>> start SUPPLIED RECORDS

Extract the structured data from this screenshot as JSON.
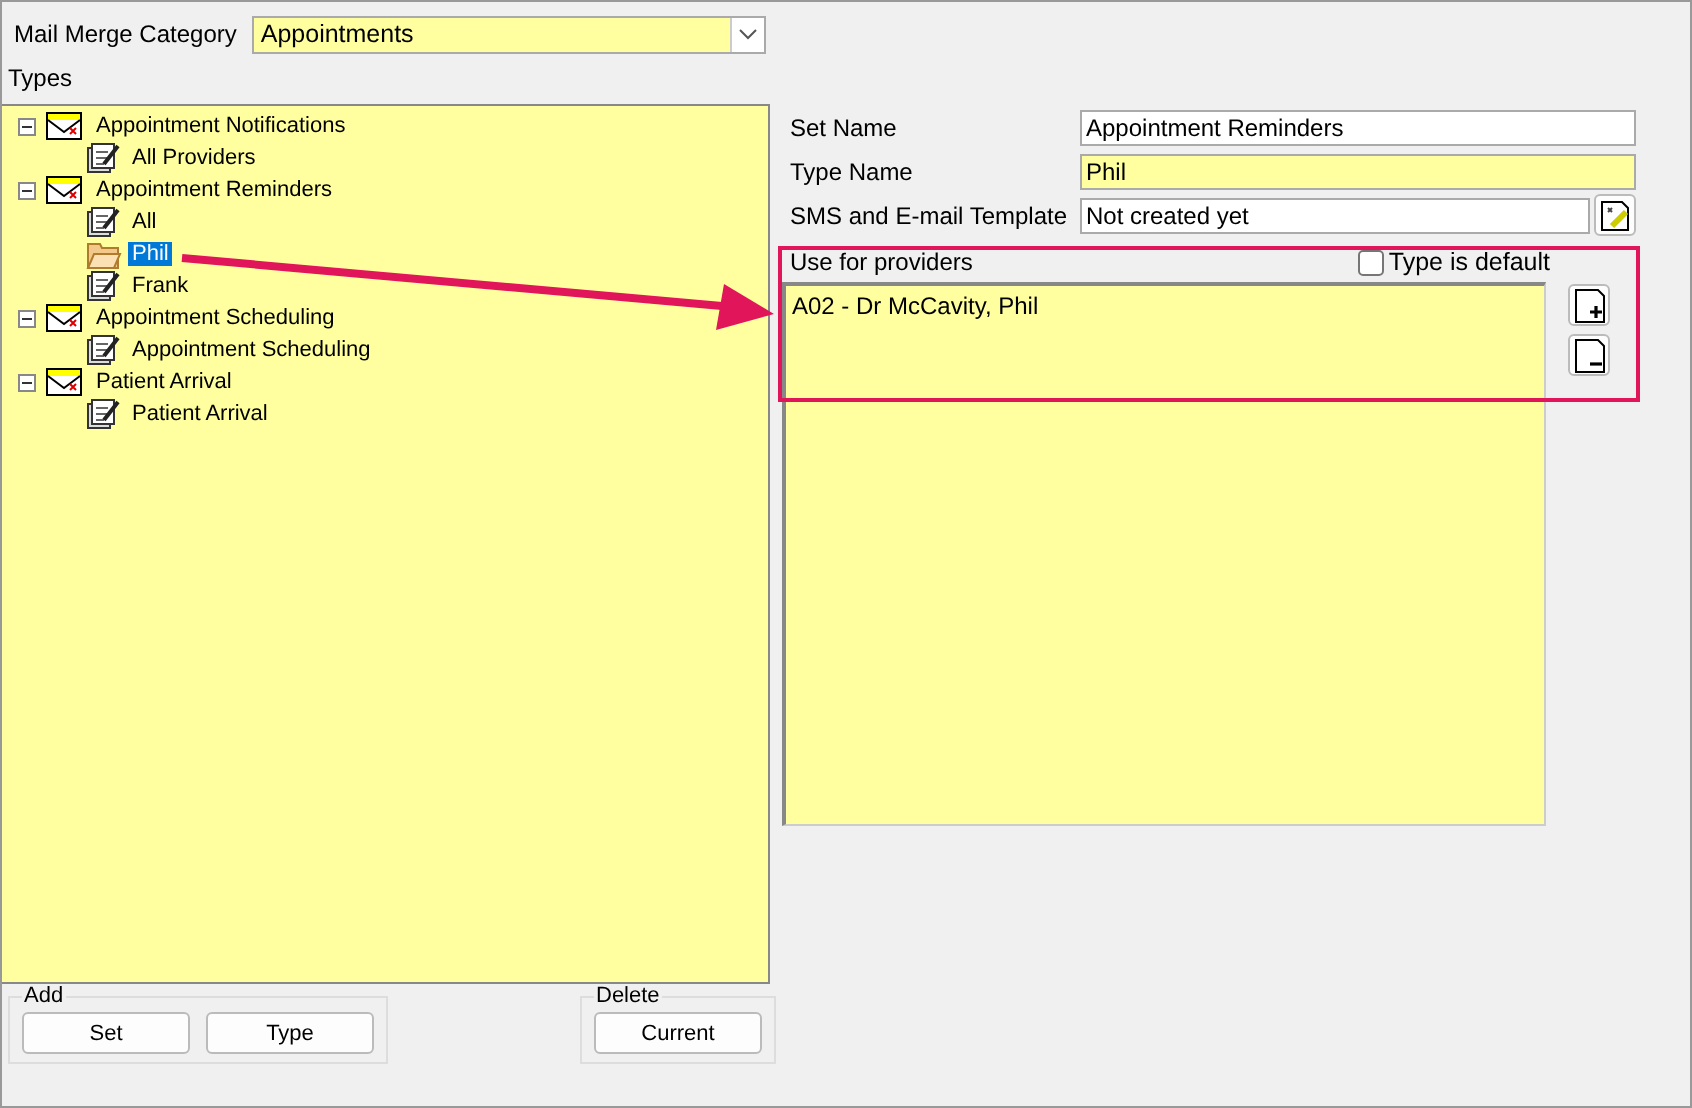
{
  "category": {
    "label": "Mail Merge Category",
    "value": "Appointments"
  },
  "types": {
    "label": "Types",
    "tree": [
      {
        "label": "Appointment Notifications",
        "expanded": true,
        "children": [
          {
            "label": "All Providers",
            "selected": false
          }
        ]
      },
      {
        "label": "Appointment Reminders",
        "expanded": true,
        "children": [
          {
            "label": "All",
            "selected": false
          },
          {
            "label": "Phil",
            "selected": true
          },
          {
            "label": "Frank",
            "selected": false
          }
        ]
      },
      {
        "label": "Appointment Scheduling",
        "expanded": true,
        "children": [
          {
            "label": "Appointment Scheduling",
            "selected": false
          }
        ]
      },
      {
        "label": "Patient Arrival",
        "expanded": true,
        "children": [
          {
            "label": "Patient Arrival",
            "selected": false
          }
        ]
      }
    ]
  },
  "details": {
    "set_name": {
      "label": "Set Name",
      "value": "Appointment Reminders"
    },
    "type_name": {
      "label": "Type Name",
      "value": "Phil"
    },
    "template": {
      "label": "SMS and E-mail Template",
      "value": "Not created yet"
    },
    "providers_label": "Use for providers",
    "type_default": {
      "label": "Type is default",
      "checked": false
    },
    "providers": [
      "A02 - Dr McCavity, Phil"
    ]
  },
  "add_group": {
    "label": "Add",
    "buttons": [
      "Set",
      "Type"
    ]
  },
  "delete_group": {
    "label": "Delete",
    "buttons": [
      "Current"
    ]
  }
}
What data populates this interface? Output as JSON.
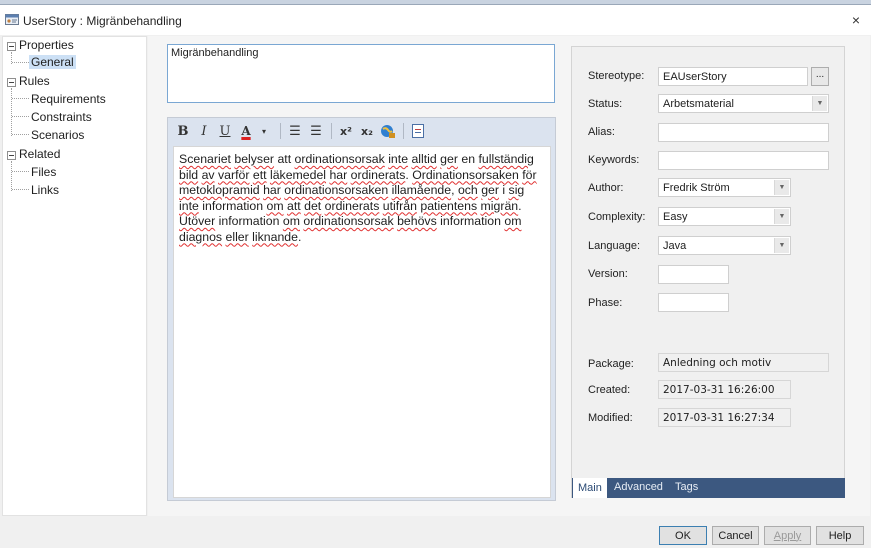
{
  "window": {
    "title": "UserStory : Migränbehandling",
    "close_glyph": "×"
  },
  "tree": {
    "properties": "Properties",
    "general": "General",
    "rules": "Rules",
    "requirements": "Requirements",
    "constraints": "Constraints",
    "scenarios": "Scenarios",
    "related": "Related",
    "files": "Files",
    "links": "Links"
  },
  "name_field": {
    "value": "Migränbehandling"
  },
  "toolbar": {
    "bold": "B",
    "italic": "I",
    "underline": "U",
    "font_color": "A",
    "bullets": "☰",
    "numbering": "☰",
    "superscript": "x²",
    "subscript": "x₂"
  },
  "notes": {
    "p1": [
      [
        "Scenariet",
        1
      ],
      [
        " ",
        0
      ],
      [
        "belyser",
        1
      ],
      [
        " att ",
        0
      ],
      [
        "ordinationsorsak",
        1
      ],
      [
        " ",
        0
      ],
      [
        "inte",
        1
      ],
      [
        " ",
        0
      ],
      [
        "alltid",
        1
      ],
      [
        " ",
        0
      ],
      [
        "ger",
        1
      ],
      [
        " en ",
        0
      ],
      [
        "fullständig",
        1
      ],
      [
        " ",
        0
      ],
      [
        "bild",
        1
      ],
      [
        " ",
        0
      ],
      [
        "av",
        1
      ],
      [
        " ",
        0
      ],
      [
        "varför",
        1
      ],
      [
        " ",
        0
      ],
      [
        "ett",
        1
      ],
      [
        " ",
        0
      ],
      [
        "läkemedel",
        1
      ],
      [
        " ",
        0
      ],
      [
        "har",
        1
      ],
      [
        " ",
        0
      ],
      [
        "ordinerats",
        1
      ],
      [
        ". ",
        0
      ],
      [
        "Ordinationsorsaken",
        1
      ],
      [
        " ",
        0
      ],
      [
        "för",
        1
      ],
      [
        " ",
        0
      ],
      [
        "metoklopramid",
        1
      ],
      [
        " ",
        0
      ],
      [
        "har",
        1
      ],
      [
        " ",
        0
      ],
      [
        "ordinationsorsaken",
        1
      ],
      [
        " ",
        0
      ],
      [
        "illamående",
        1
      ],
      [
        ", ",
        0
      ],
      [
        "och",
        1
      ],
      [
        " ",
        0
      ],
      [
        "ger",
        1
      ],
      [
        " i ",
        0
      ],
      [
        "sig",
        1
      ],
      [
        " ",
        0
      ],
      [
        "inte",
        1
      ],
      [
        " information ",
        0
      ],
      [
        "om",
        1
      ],
      [
        " ",
        0
      ],
      [
        "att",
        1
      ],
      [
        " ",
        0
      ],
      [
        "det",
        1
      ],
      [
        " ",
        0
      ],
      [
        "ordinerats",
        1
      ],
      [
        " ",
        0
      ],
      [
        "utifrån",
        1
      ],
      [
        " ",
        0
      ],
      [
        "patientens",
        1
      ],
      [
        " ",
        0
      ],
      [
        "migrän",
        1
      ],
      [
        ".",
        0
      ]
    ],
    "p2": [
      [
        "Utöver",
        1
      ],
      [
        " information ",
        0
      ],
      [
        "om",
        1
      ],
      [
        " ",
        0
      ],
      [
        "ordinationsorsak",
        1
      ],
      [
        " ",
        0
      ],
      [
        "behövs",
        1
      ],
      [
        " information ",
        0
      ],
      [
        "om",
        1
      ],
      [
        " ",
        0
      ],
      [
        "diagnos",
        1
      ],
      [
        " ",
        0
      ],
      [
        "eller",
        1
      ],
      [
        " ",
        0
      ],
      [
        "liknande",
        1
      ],
      [
        ".",
        0
      ]
    ]
  },
  "props": {
    "stereotype_label": "Stereotype:",
    "stereotype_value": "EAUserStory",
    "ellipsis": "...",
    "status_label": "Status:",
    "status_value": "Arbetsmaterial",
    "alias_label": "Alias:",
    "alias_value": "",
    "keywords_label": "Keywords:",
    "keywords_value": "",
    "author_label": "Author:",
    "author_value": "Fredrik Ström",
    "complexity_label": "Complexity:",
    "complexity_value": "Easy",
    "language_label": "Language:",
    "language_value": "Java",
    "version_label": "Version:",
    "version_value": "",
    "phase_label": "Phase:",
    "phase_value": "",
    "package_label": "Package:",
    "package_value": "Anledning och motiv",
    "created_label": "Created:",
    "created_value": "2017-03-31 16:26:00",
    "modified_label": "Modified:",
    "modified_value": "2017-03-31 16:27:34"
  },
  "tabs": {
    "main": "Main",
    "advanced": "Advanced",
    "tags": "Tags"
  },
  "buttons": {
    "ok": "OK",
    "cancel": "Cancel",
    "apply": "Apply",
    "help": "Help"
  },
  "colors": {
    "tab_bar": "#3c5880",
    "selection": "#cce0f5",
    "spell_error": "#e03030"
  }
}
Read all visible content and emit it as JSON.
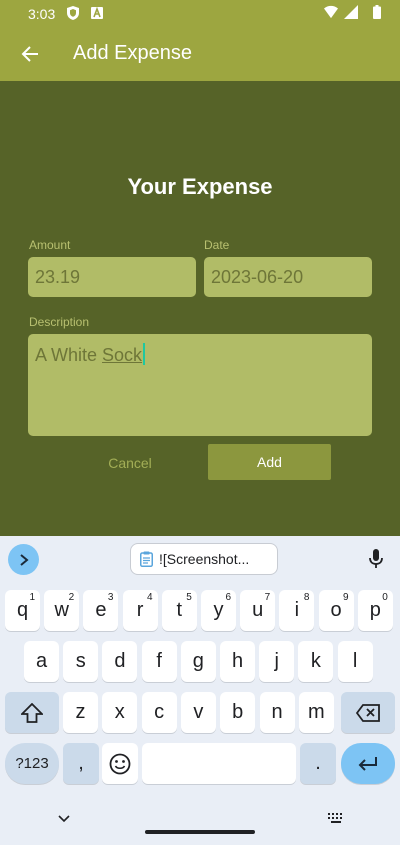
{
  "status_bar": {
    "time": "3:03"
  },
  "app_bar": {
    "title": "Add Expense"
  },
  "form": {
    "title": "Your Expense",
    "amount_label": "Amount",
    "amount_value": "23.19",
    "date_label": "Date",
    "date_value": "2023-06-20",
    "description_label": "Description",
    "description_prefix": "A White ",
    "description_current_word": "Sock",
    "cancel_label": "Cancel",
    "add_label": "Add"
  },
  "keyboard": {
    "clipboard_chip": "![Screenshot...",
    "row1": [
      {
        "k": "q",
        "h": "1"
      },
      {
        "k": "w",
        "h": "2"
      },
      {
        "k": "e",
        "h": "3"
      },
      {
        "k": "r",
        "h": "4"
      },
      {
        "k": "t",
        "h": "5"
      },
      {
        "k": "y",
        "h": "6"
      },
      {
        "k": "u",
        "h": "7"
      },
      {
        "k": "i",
        "h": "8"
      },
      {
        "k": "o",
        "h": "9"
      },
      {
        "k": "p",
        "h": "0"
      }
    ],
    "row2": [
      "a",
      "s",
      "d",
      "f",
      "g",
      "h",
      "j",
      "k",
      "l"
    ],
    "row3": [
      "z",
      "x",
      "c",
      "v",
      "b",
      "n",
      "m"
    ],
    "symbols_label": "?123",
    "comma": ",",
    "period": "."
  },
  "colors": {
    "app_bar": "#9da640",
    "background": "#566328",
    "field": "#b1bc67",
    "add_button": "#8c973e",
    "accent_blue": "#7dc4f4"
  },
  "icons": [
    "back-arrow-icon",
    "shield-icon",
    "a-box-icon",
    "wifi-icon",
    "signal-icon",
    "battery-icon",
    "chevron-right-icon",
    "clipboard-icon",
    "mic-icon",
    "shift-icon",
    "backspace-icon",
    "emoji-icon",
    "enter-icon",
    "chevron-down-icon",
    "keyboard-grid-icon"
  ]
}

>> end SUPPLIED RECORDS

> **PROBLEM REQUIREMENTS**
Report all lines of the data that include the word "Scheduling".

> **OUTPUT FOR THIS EXERCISE**
        "label": "Appointment Scheduling",
            "label": "Appointment Scheduling",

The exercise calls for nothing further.